▶ Extracted entries:
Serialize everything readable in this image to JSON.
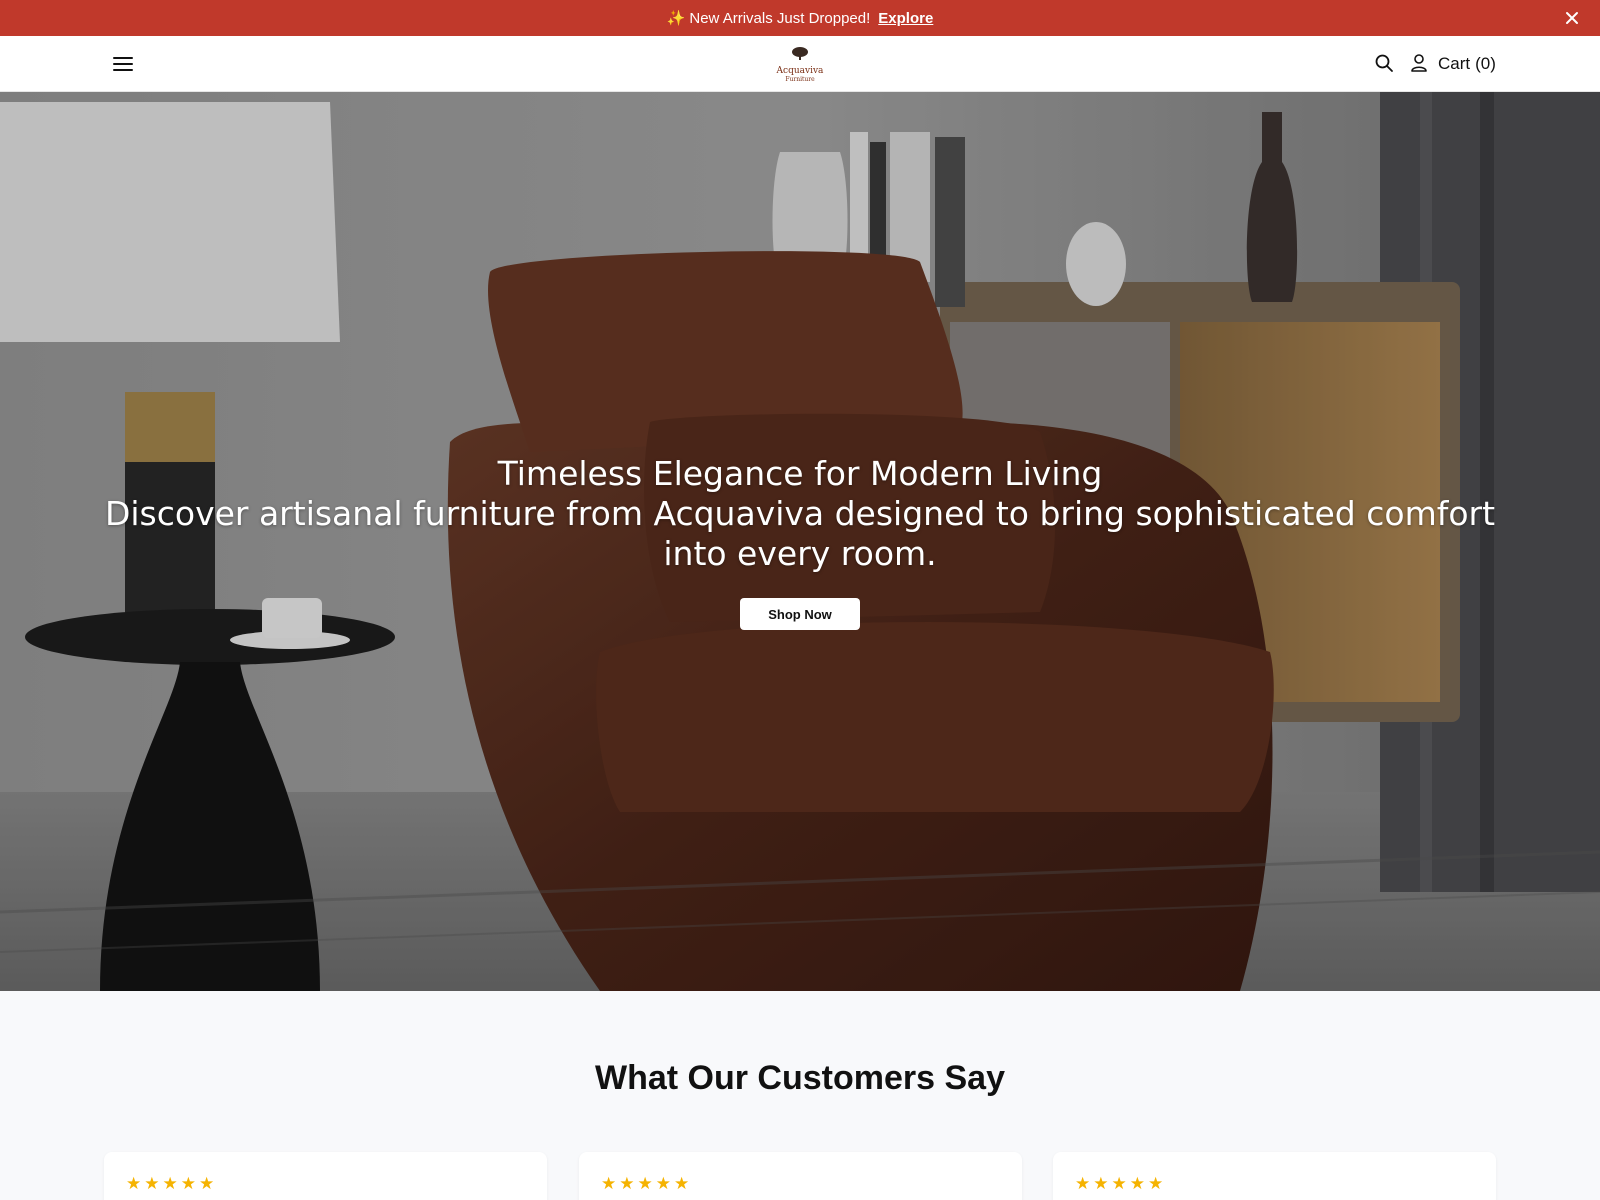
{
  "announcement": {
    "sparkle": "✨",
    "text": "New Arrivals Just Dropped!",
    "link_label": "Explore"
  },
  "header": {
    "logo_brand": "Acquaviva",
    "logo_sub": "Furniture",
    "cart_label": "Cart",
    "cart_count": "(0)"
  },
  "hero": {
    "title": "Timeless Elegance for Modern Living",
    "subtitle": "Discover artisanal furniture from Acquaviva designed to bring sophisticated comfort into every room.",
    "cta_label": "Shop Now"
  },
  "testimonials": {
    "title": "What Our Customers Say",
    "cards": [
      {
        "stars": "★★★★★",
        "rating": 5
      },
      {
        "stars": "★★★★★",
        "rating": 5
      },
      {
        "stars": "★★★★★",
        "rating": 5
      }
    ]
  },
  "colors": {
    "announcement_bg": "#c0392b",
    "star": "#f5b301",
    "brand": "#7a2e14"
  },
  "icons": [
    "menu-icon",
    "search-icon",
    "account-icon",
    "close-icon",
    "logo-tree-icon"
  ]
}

▶ Task to complete:
Scan the entries above for the word "Acquaviva" and collect each line holding it.

▶ Full response:
    "logo_brand": "Acquaviva",
    "subtitle": "Discover artisanal furniture from Acquaviva designed to bring sophisticated comfort into every room.",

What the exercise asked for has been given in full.